>>>>
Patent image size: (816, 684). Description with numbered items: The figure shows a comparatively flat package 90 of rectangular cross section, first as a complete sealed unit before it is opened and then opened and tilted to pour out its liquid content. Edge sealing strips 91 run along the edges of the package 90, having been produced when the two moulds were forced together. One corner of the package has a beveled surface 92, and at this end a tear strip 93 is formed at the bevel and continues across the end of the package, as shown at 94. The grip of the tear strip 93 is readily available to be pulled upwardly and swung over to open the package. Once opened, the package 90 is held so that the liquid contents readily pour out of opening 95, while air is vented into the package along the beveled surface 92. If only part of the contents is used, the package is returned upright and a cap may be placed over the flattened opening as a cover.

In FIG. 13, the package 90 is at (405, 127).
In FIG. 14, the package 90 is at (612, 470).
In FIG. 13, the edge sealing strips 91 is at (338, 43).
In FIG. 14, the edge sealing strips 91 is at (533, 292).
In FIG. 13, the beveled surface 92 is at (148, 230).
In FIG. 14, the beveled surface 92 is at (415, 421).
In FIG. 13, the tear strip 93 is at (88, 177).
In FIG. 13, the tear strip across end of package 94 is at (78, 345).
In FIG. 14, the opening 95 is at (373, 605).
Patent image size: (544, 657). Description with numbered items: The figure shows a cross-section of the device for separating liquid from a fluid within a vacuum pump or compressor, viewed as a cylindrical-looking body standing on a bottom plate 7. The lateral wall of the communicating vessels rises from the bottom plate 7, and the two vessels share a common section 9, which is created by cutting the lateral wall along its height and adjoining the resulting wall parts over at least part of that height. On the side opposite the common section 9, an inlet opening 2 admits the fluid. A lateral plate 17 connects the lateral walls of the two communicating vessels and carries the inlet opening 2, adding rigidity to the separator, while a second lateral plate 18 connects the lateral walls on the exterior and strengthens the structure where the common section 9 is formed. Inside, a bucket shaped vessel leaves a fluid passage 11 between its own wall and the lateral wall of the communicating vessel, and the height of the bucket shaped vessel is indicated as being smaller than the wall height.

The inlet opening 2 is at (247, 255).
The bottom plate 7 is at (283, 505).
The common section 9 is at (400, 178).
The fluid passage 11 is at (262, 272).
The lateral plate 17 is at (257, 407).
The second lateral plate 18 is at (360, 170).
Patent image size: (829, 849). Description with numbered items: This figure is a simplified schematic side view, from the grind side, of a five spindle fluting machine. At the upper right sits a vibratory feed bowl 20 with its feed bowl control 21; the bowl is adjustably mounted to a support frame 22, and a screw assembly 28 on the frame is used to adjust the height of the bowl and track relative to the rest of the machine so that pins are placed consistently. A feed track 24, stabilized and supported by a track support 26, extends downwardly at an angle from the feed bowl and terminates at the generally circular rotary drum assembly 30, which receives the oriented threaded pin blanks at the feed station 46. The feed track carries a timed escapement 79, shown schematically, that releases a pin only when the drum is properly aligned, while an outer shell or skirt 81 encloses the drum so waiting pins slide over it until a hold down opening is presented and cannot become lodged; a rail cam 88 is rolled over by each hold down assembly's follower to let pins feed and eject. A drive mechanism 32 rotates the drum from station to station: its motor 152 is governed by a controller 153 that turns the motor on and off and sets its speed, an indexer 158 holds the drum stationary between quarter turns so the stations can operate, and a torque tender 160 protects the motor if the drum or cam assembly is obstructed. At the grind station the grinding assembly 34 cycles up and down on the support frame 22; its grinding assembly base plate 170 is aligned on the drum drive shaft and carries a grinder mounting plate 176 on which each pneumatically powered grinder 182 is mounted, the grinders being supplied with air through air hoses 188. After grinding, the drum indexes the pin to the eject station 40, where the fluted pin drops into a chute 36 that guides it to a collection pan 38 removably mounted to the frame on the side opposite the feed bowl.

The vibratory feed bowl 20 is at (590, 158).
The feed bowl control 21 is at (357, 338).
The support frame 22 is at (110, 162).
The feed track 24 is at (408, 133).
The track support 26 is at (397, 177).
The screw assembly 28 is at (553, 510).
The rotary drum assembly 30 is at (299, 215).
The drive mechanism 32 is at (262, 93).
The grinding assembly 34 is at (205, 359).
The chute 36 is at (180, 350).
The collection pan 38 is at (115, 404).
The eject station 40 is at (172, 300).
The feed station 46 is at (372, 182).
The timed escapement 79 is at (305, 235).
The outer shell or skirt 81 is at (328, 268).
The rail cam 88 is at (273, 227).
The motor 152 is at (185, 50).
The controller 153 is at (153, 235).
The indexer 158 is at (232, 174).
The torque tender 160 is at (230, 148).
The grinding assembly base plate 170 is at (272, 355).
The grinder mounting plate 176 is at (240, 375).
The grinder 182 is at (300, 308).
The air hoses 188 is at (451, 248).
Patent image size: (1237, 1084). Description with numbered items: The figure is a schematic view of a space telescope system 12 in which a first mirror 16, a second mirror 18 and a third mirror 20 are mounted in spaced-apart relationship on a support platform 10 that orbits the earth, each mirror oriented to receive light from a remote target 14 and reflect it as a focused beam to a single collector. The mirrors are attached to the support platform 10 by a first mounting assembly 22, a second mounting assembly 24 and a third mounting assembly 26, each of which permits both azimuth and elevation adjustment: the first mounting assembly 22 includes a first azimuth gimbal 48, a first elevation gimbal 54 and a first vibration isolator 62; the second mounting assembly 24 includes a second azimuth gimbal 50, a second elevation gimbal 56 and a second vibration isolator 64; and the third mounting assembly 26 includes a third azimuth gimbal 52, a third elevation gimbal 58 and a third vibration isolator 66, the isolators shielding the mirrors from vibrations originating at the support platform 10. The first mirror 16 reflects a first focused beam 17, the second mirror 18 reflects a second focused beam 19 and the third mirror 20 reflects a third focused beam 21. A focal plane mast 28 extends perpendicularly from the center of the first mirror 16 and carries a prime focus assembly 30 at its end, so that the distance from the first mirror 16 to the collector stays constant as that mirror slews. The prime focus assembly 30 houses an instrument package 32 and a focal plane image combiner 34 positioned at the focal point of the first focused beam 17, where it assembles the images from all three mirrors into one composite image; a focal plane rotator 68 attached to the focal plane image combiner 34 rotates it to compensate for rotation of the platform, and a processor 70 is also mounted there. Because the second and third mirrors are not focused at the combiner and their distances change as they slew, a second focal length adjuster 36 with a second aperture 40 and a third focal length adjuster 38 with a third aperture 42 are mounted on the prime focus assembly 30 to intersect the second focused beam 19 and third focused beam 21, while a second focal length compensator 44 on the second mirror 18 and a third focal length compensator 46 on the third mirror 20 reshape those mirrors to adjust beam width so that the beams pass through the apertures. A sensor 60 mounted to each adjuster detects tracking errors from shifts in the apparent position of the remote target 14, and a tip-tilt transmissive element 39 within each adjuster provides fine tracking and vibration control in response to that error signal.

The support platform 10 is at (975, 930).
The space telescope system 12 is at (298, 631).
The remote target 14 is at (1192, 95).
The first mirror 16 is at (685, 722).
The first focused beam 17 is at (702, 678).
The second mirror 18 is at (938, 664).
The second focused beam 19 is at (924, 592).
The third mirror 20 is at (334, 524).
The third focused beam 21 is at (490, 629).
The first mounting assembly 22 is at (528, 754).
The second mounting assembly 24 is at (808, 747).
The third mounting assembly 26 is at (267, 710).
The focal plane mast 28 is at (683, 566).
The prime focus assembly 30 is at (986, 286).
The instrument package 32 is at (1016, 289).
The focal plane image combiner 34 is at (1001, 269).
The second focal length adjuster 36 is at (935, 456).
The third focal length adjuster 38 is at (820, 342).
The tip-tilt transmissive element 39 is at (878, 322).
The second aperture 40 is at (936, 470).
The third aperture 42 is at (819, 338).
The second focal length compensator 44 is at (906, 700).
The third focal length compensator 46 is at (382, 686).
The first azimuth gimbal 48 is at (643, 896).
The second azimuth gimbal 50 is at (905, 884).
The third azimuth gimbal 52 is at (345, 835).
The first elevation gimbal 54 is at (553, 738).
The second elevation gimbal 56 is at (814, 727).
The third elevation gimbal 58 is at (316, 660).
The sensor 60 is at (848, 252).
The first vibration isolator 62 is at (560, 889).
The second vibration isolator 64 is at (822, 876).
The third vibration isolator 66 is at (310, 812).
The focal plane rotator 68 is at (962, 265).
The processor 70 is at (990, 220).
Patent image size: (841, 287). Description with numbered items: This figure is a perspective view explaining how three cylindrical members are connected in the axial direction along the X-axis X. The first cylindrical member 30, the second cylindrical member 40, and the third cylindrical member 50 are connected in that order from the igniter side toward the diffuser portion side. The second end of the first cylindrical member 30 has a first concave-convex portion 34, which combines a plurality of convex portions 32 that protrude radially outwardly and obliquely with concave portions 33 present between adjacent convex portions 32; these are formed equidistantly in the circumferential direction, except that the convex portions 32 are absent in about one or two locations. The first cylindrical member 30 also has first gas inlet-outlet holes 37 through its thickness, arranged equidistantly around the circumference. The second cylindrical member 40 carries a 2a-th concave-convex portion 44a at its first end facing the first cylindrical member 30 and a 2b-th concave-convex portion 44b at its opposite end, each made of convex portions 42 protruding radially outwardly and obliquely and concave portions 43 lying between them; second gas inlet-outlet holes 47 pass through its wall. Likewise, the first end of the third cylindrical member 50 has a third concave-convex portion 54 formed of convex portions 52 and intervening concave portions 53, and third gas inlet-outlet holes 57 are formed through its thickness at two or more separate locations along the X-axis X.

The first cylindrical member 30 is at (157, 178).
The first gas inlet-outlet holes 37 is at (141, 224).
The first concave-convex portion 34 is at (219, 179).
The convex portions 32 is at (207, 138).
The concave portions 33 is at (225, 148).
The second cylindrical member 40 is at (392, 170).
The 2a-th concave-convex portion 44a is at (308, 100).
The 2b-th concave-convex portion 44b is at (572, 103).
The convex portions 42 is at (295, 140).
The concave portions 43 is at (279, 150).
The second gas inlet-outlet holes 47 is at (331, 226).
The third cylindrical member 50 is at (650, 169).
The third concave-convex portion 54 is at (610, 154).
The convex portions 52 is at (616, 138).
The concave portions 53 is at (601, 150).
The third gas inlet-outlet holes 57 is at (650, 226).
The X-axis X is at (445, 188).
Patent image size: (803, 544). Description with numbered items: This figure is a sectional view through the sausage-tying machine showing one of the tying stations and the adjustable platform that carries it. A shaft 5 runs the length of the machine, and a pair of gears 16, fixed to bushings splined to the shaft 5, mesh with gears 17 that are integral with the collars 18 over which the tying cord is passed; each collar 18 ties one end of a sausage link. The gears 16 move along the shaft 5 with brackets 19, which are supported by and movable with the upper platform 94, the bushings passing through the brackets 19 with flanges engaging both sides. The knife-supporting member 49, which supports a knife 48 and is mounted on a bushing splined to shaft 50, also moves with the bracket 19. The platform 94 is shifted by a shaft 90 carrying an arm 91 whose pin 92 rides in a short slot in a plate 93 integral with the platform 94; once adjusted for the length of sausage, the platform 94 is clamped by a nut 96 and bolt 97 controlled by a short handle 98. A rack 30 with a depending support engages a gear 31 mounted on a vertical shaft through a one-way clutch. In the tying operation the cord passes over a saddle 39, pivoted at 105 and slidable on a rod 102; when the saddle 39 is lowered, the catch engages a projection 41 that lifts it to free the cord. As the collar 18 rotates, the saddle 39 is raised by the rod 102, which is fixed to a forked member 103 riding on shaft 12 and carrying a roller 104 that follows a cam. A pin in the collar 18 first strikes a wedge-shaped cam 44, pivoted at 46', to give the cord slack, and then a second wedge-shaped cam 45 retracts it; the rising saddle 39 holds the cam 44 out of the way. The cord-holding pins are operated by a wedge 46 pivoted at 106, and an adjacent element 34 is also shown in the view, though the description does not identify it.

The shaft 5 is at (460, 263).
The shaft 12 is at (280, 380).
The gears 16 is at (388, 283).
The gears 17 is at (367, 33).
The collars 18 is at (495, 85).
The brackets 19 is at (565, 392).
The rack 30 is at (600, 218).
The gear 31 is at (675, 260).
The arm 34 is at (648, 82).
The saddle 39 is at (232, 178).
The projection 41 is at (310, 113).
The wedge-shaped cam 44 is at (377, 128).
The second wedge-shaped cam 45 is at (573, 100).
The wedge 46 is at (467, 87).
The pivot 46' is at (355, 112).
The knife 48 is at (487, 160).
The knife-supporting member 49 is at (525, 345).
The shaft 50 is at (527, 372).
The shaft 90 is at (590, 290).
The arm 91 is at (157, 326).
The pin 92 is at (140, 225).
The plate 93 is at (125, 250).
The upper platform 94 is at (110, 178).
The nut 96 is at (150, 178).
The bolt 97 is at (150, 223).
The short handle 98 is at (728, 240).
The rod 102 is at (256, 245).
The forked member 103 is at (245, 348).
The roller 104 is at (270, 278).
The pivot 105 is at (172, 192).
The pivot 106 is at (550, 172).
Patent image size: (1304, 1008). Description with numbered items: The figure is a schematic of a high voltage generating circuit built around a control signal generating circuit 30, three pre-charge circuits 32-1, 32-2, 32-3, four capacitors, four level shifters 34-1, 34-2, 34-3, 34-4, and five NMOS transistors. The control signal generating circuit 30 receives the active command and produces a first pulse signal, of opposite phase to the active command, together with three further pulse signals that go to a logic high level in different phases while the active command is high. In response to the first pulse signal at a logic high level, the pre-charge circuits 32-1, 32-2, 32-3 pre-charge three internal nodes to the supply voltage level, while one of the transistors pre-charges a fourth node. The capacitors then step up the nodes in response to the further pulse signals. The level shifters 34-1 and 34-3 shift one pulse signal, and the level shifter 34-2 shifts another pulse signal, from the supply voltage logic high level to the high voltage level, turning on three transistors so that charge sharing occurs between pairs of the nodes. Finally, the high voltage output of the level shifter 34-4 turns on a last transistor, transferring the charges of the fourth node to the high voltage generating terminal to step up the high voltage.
<<<<
# EXERCISE BRIEF
Change "comparatively flat" to "relatively flat" in the listing from its beginning through the line containing "In FIG. 14, the opening 95 is at (373, 605).", and give that part again with nothing else altered.

# EXERCISE RESPONSE
Patent image size: (816, 684). Description with numbered items: The figure shows a relatively flat package 90 of rectangular cross section, first as a complete sealed unit before it is opened and then opened and tilted to pour out its liquid content. Edge sealing strips 91 run along the edges of the package 90, having been produced when the two moulds were forced together. One corner of the package has a beveled surface 92, and at this end a tear strip 93 is formed at the bevel and continues across the end of the package, as shown at 94. The grip of the tear strip 93 is readily available to be pulled upwardly and swung over to open the package. Once opened, the package 90 is held so that the liquid contents readily pour out of opening 95, while air is vented into the package along the beveled surface 92. If only part of the contents is used, the package is returned upright and a cap may be placed over the flattened opening as a cover.

In FIG. 13, the package 90 is at (405, 127).
In FIG. 14, the package 90 is at (612, 470).
In FIG. 13, the edge sealing strips 91 is at (338, 43).
In FIG. 14, the edge sealing strips 91 is at (533, 292).
In FIG. 13, the beveled surface 92 is at (148, 230).
In FIG. 14, the beveled surface 92 is at (415, 421).
In FIG. 13, the tear strip 93 is at (88, 177).
In FIG. 13, the tear strip across end of package 94 is at (78, 345).
In FIG. 14, the opening 95 is at (373, 605).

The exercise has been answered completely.